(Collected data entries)
◆ ◆ ◆ ◆ ◆ ◆ ◆
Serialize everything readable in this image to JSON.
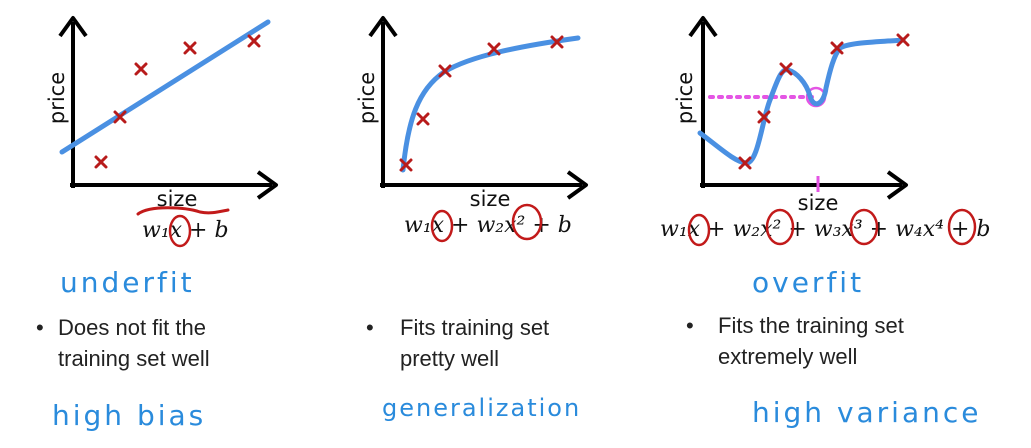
{
  "panels": [
    {
      "ylabel": "price",
      "xlabel": "size",
      "equation": "w₁x + b",
      "fit_label": "underfit",
      "bullet_line1": "Does not fit the",
      "bullet_line2": "training set well",
      "footer": "high bias"
    },
    {
      "ylabel": "price",
      "xlabel": "size",
      "equation": "w₁x + w₂x² + b",
      "fit_label": "",
      "bullet_line1": "Fits training set",
      "bullet_line2": "pretty well",
      "footer": "generalization"
    },
    {
      "ylabel": "price",
      "xlabel": "size",
      "equation": "w₁x + w₂x² + w₃x³ + w₄x⁴ + b",
      "fit_label": "overfit",
      "bullet_line1": "Fits the training set",
      "bullet_line2": "extremely well",
      "footer": "high variance"
    }
  ],
  "bullet": "•",
  "colors": {
    "curve": "#4a90e2",
    "marker": "#b81b1b",
    "annotation_blue": "#2a8bdc",
    "highlight_pink": "#e455e4",
    "circle_red": "#b81b1b"
  }
}
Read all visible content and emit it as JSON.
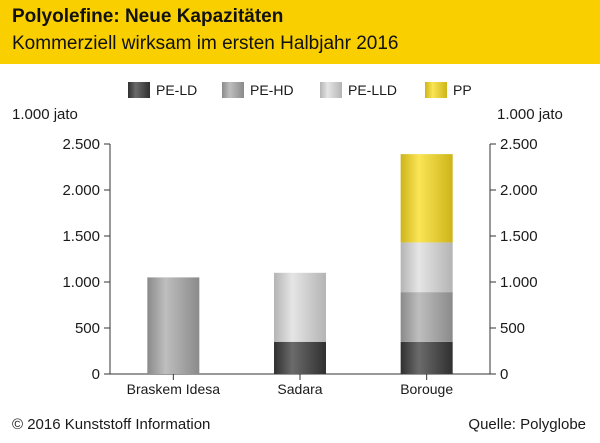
{
  "header": {
    "title": "Polyolefine: Neue Kapazitäten",
    "subtitle": "Kommerziell wirksam im ersten Halbjahr 2016"
  },
  "footer": {
    "copyright": "© 2016 Kunststoff Information",
    "source": "Quelle: Polyglobe"
  },
  "colors": {
    "header_bg": "#f9cf00",
    "PE-LD": "#3a3a3a",
    "PE-HD": "#a8a8a8",
    "PE-LLD": "#dcdcdc",
    "PP": "#fadc1e"
  },
  "chart_data": {
    "type": "bar",
    "stacked": true,
    "unit_label": "1.000 jato",
    "categories": [
      "Braskem Idesa",
      "Sadara",
      "Borouge"
    ],
    "series": [
      {
        "name": "PE-LD",
        "values": [
          0,
          350,
          350
        ]
      },
      {
        "name": "PE-HD",
        "values": [
          1050,
          0,
          540
        ]
      },
      {
        "name": "PE-LLD",
        "values": [
          0,
          750,
          540
        ]
      },
      {
        "name": "PP",
        "values": [
          0,
          0,
          960
        ]
      }
    ],
    "ylim": [
      0,
      2500
    ],
    "yticks": [
      0,
      500,
      1000,
      1500,
      2000,
      2500
    ],
    "ytick_labels": [
      "0",
      "500",
      "1.000",
      "1.500",
      "2.000",
      "2.500"
    ],
    "legend_position": "top",
    "grid": false,
    "dual_axis": true
  }
}
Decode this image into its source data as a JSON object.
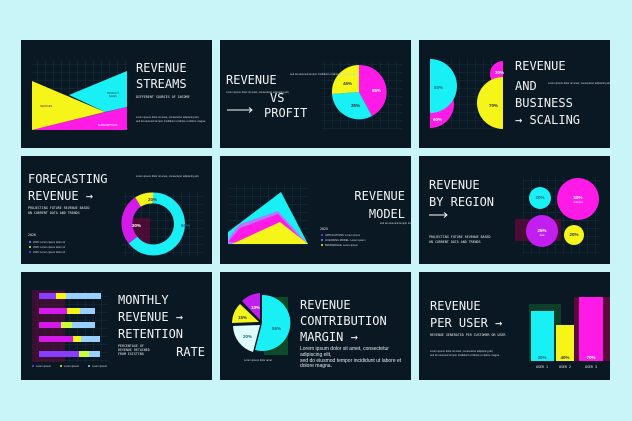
◆ ◆ ◆ ◆ ◆ ◆ ◆
■ PROBLEM TO SOLVE:
Omit all pictures while transcribing the entries verbatim.

■ THE COMPLETED TASK:
Serialize everything readable in this image to JSON.
{
  "panels": [
    {
      "ylabel": "price",
      "xlabel": "size",
      "equation": "w₁x + b",
      "fit_label": "underfit",
      "bullet_line1": "Does not fit the",
      "bullet_line2": "training set well",
      "footer": "high bias"
    },
    {
      "ylabel": "price",
      "xlabel": "size",
      "equation": "w₁x + w₂x² + b",
      "fit_label": "",
      "bullet_line1": "Fits training set",
      "bullet_line2": "pretty well",
      "footer": "generalization"
    },
    {
      "ylabel": "price",
      "xlabel": "size",
      "equation": "w₁x + w₂x² + w₃x³ + w₄x⁴ + b",
      "fit_label": "overfit",
      "bullet_line1": "Fits the training set",
      "bullet_line2": "extremely well",
      "footer": "high variance"
    }
  ],
  "bullet": "•",
  "colors": {
    "curve": "#4a90e2",
    "marker": "#b81b1b",
    "annotation_blue": "#2a8bdc",
    "highlight_pink": "#e455e4",
    "circle_red": "#b81b1b"
  }
}
Read all visible content and emit it as JSON.
{
  "header": {
    "title": "Polyolefine: Neue Kapazitäten",
    "subtitle": "Kommerziell wirksam im ersten Halbjahr 2016"
  },
  "footer": {
    "copyright": "© 2016 Kunststoff Information",
    "source": "Quelle: Polyglobe"
  },
  "colors": {
    "header_bg": "#f9cf00",
    "PE-LD": "#3a3a3a",
    "PE-HD": "#a8a8a8",
    "PE-LLD": "#dcdcdc",
    "PP": "#fadc1e"
  },
  "chart_data": {
    "type": "bar",
    "stacked": true,
    "unit_label": "1.000 jato",
    "categories": [
      "Braskem Idesa",
      "Sadara",
      "Borouge"
    ],
    "series": [
      {
        "name": "PE-LD",
        "values": [
          0,
          350,
          350
        ]
      },
      {
        "name": "PE-HD",
        "values": [
          1050,
          0,
          540
        ]
      },
      {
        "name": "PE-LLD",
        "values": [
          0,
          750,
          540
        ]
      },
      {
        "name": "PP",
        "values": [
          0,
          0,
          960
        ]
      }
    ],
    "ylim": [
      0,
      2500
    ],
    "yticks": [
      0,
      500,
      1000,
      1500,
      2000,
      2500
    ],
    "ytick_labels": [
      "0",
      "500",
      "1.000",
      "1.500",
      "2.000",
      "2.500"
    ],
    "legend_position": "top",
    "grid": false,
    "dual_axis": true
  }
}
Decode this image into its source data as a JSON object.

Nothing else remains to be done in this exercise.